Directions: Skip the pictures. Copy all the rest of the records down exactly.

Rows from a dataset
****

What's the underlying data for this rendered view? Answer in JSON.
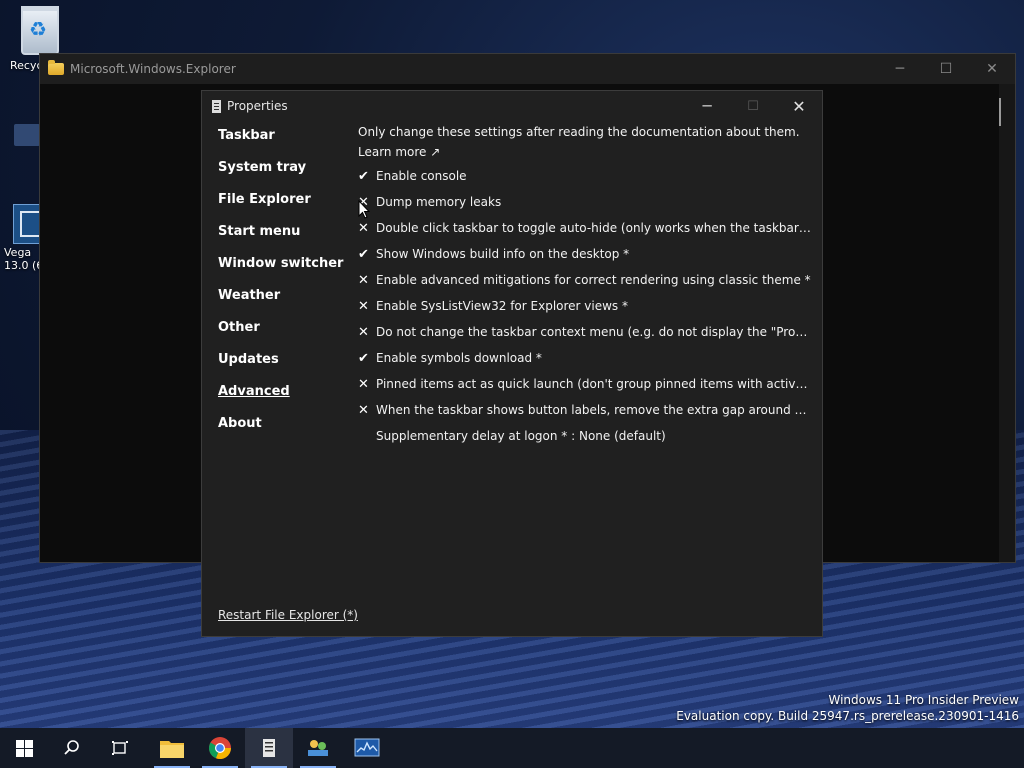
{
  "desktop": {
    "recycle_label": "Recyc",
    "vegas_label_1": "Vega",
    "vegas_label_2": "13.0 (6"
  },
  "explorer_window": {
    "title": "Microsoft.Windows.Explorer"
  },
  "properties": {
    "title": "Properties",
    "nav": [
      {
        "label": "Taskbar"
      },
      {
        "label": "System tray"
      },
      {
        "label": "File Explorer"
      },
      {
        "label": "Start menu"
      },
      {
        "label": "Window switcher"
      },
      {
        "label": "Weather"
      },
      {
        "label": "Other"
      },
      {
        "label": "Updates"
      },
      {
        "label": "Advanced"
      },
      {
        "label": "About"
      }
    ],
    "active_nav": "Advanced",
    "intro": "Only change these settings after reading the documentation about them.",
    "learn_more": "Learn more ↗",
    "options": [
      {
        "mark": "✔",
        "label": "Enable console"
      },
      {
        "mark": "✕",
        "label": "Dump memory leaks"
      },
      {
        "mark": "✕",
        "label": "Double click taskbar to toggle auto-hide (only works when the taskbar is locked)"
      },
      {
        "mark": "✔",
        "label": "Show Windows build info on the desktop *"
      },
      {
        "mark": "✕",
        "label": "Enable advanced mitigations for correct rendering using classic theme *"
      },
      {
        "mark": "✕",
        "label": "Enable SysListView32 for Explorer views *"
      },
      {
        "mark": "✕",
        "label": "Do not change the taskbar context menu (e.g. do not display the \"Properties\" ite..."
      },
      {
        "mark": "✔",
        "label": "Enable symbols download *"
      },
      {
        "mark": "✕",
        "label": "Pinned items act as quick launch (don't group pinned items with active apps) *"
      },
      {
        "mark": "✕",
        "label": "When the taskbar shows button labels, remove the extra gap around pinned ite..."
      },
      {
        "mark": "",
        "label": "Supplementary delay at logon * : None (default)"
      }
    ],
    "restart": "Restart File Explorer (*)"
  },
  "watermark": {
    "line1": "Windows 11 Pro Insider Preview",
    "line2": "Evaluation copy. Build 25947.rs_prerelease.230901-1416"
  },
  "taskbar": {
    "items": [
      "start",
      "search",
      "task-view",
      "file-explorer",
      "chrome",
      "properties-app",
      "network-app",
      "monitor-app"
    ],
    "active_item": "properties-app"
  }
}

****

Complete answer:
What's the underlying data for this rendered view? Answer in JSON.
{
  "desktop": {
    "recycle_label": "Recyc",
    "vegas_label_1": "Vega",
    "vegas_label_2": "13.0 (6"
  },
  "explorer_window": {
    "title": "Microsoft.Windows.Explorer"
  },
  "properties": {
    "title": "Properties",
    "nav": [
      {
        "label": "Taskbar"
      },
      {
        "label": "System tray"
      },
      {
        "label": "File Explorer"
      },
      {
        "label": "Start menu"
      },
      {
        "label": "Window switcher"
      },
      {
        "label": "Weather"
      },
      {
        "label": "Other"
      },
      {
        "label": "Updates"
      },
      {
        "label": "Advanced"
      },
      {
        "label": "About"
      }
    ],
    "active_nav": "Advanced",
    "intro": "Only change these settings after reading the documentation about them.",
    "learn_more": "Learn more ↗",
    "options": [
      {
        "mark": "✔",
        "label": "Enable console"
      },
      {
        "mark": "✕",
        "label": "Dump memory leaks"
      },
      {
        "mark": "✕",
        "label": "Double click taskbar to toggle auto-hide (only works when the taskbar is locked)"
      },
      {
        "mark": "✔",
        "label": "Show Windows build info on the desktop *"
      },
      {
        "mark": "✕",
        "label": "Enable advanced mitigations for correct rendering using classic theme *"
      },
      {
        "mark": "✕",
        "label": "Enable SysListView32 for Explorer views *"
      },
      {
        "mark": "✕",
        "label": "Do not change the taskbar context menu (e.g. do not display the \"Properties\" ite..."
      },
      {
        "mark": "✔",
        "label": "Enable symbols download *"
      },
      {
        "mark": "✕",
        "label": "Pinned items act as quick launch (don't group pinned items with active apps) *"
      },
      {
        "mark": "✕",
        "label": "When the taskbar shows button labels, remove the extra gap around pinned ite..."
      },
      {
        "mark": "",
        "label": "Supplementary delay at logon * : None (default)"
      }
    ],
    "restart": "Restart File Explorer (*)"
  },
  "watermark": {
    "line1": "Windows 11 Pro Insider Preview",
    "line2": "Evaluation copy. Build 25947.rs_prerelease.230901-1416"
  },
  "taskbar": {
    "items": [
      "start",
      "search",
      "task-view",
      "file-explorer",
      "chrome",
      "properties-app",
      "network-app",
      "monitor-app"
    ],
    "active_item": "properties-app"
  }
}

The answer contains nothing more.